──────── Text segment

Lol, the one we weren't talking about :). Sorry, thought it was related.
This, in PigGenericMapBase:


       for (PhysicalOperator root : roots) {

            if (inIllustrator) {

                if (root != null) {

                    root.attachInput(inpTuple);

                }

            } else {

*                root.attachInput(tf.newTupleNoCopy(inpTuple.getAll()));*

            }

        }

On Sun, Jan 1, 2012 at 6:09 PM, Daniel Dai <da...@hortonworks.com> wrote:

> Which getAll() call do you mean?
>
> On Sun, Jan 1, 2012 at 5:34 PM, Dmitriy Ryaboy <dvrya...@gmail.com> wrote:
>
> > That getAll() call destroyed our lazy deserialization optimizations,
> btw...
> > it's unfortunate that even if my loader constructs optimized tuples, they
> > immediately get turned into object-bloated regular tuples :(.
> >
> > D
> >
> > On Sun, Jan 1, 2012 at 12:36 AM, Daniel Dai <da...@hortonworks.com>
> wrote:
> >
> > > Hi, Stan,
> > > I miss one point in my previous mail. We do apply PushUpFilter rule
> > first,
> > > so filter will be pushed in front of the added ForEach in most cases.
> > There
> > > is also a bug before (See PIG-2339) but current code should be fixed.
> So
> > > even you use as clause to change the name, partition filter should
> still
> > > apply.
> > >
> > > Daniel
> > >
> > > On Sat, Dec 31, 2011 at 7:37 PM, Stan Rosenberg <
> > > srosenb...@proclivitysystems.com> wrote:
> > >
> > > > Just to be clear, the concrete syntax had a typo; should have been:
> > > >
> > > > A = load 'daily_activity' USING HiveLoader WHERE date_partition >=
> > > > 20110101 and date_partition <= 20110201;
> > > >
> > > > On Sat, Dec 31, 2011 at 10:34 PM, Stan Rosenberg
> > > > <srosenb...@proclivitysystems.com> wrote:
> > > > >
> > > > > A = load 'daily_activity' from HiveLoader where date_partition >=
> > > > > 20110101 and date_partition <= 20110201;
> > > > >
> > > > > stan
> > > > >
> > > > > On Sat, Dec 31, 2011 at 9:42 PM, Daniel Dai <da...@hortonworks.com
> >
> > > > wrote:
> > > > >> Hi, Stan,
> > > > >> Foreach is inserted only if you have "as" in "load" statement.

────────────────

## Actions to take
1. Translate this sentence from the Pig mailing-list thread into Spanish: "We do apply PushUpFilter rule first, so filter will be pushed in front of the added ForEach in most cases."
2. Answer these questions using the Pig mailing-list thread:
(a) In which class does the quoted loop over roots appear?
(b) Which bug number is cited in connection with the PushUpFilter rule?
(c) Which loader is named in the corrected load statement?
3. Continue the Pig mailing-list thread from where it stops.
The lines that follow have no connection to the Pig mailing-list thread above.

──────── Information shown

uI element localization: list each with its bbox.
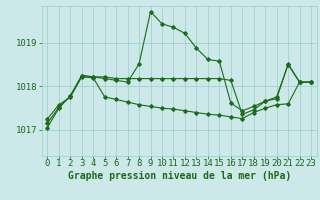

────────────────

## Responses
1. Aplicamos primero la regla PushUpFilter, de modo que, en la mayoría de los casos, el filtro se colocará delante del ForEach añadido.

2.
(a) PigGenericMapBase
(b) PIG-2339
(c) HiveLoader

3.
> This
> > is
> > > > to
> > > > >> assure the data loaded conforms with "as" clause. At some point
> > there
> > > > is a
> > > > >> bug in implementation, this should be fixed in PIG-2346 and will
> be
> > > > >> included in all subsequent releases.
> > > > >>
> > > > >> Thanks,
> > > > >> Daniel
> > > > >>
> > > > >> On Fri, Dec 30, 2011 at 9:54 AM, Stan Rosenberg <
> > > > >> srosenb...@proclivitysystems.com> wrote:
> > > > >>
> > > > >>> Howdy All,
> > > > >>>
> > > > >>> I am resurrecting my previous message sent to the list on Dec. 7.
> > >  Let
> > > > >>> me first summarize.  In a nutshell, as far as I can tell,
> > > > >>> partition-aware loading is broken
> > > > >>> in pig, and the culprit is PIG-1188 wherein the final decision
> was
> > to
> > > > >>> introduce project & cast, i.e, foreach, after load.  There are
> two
> > > > >>> problems with that approach.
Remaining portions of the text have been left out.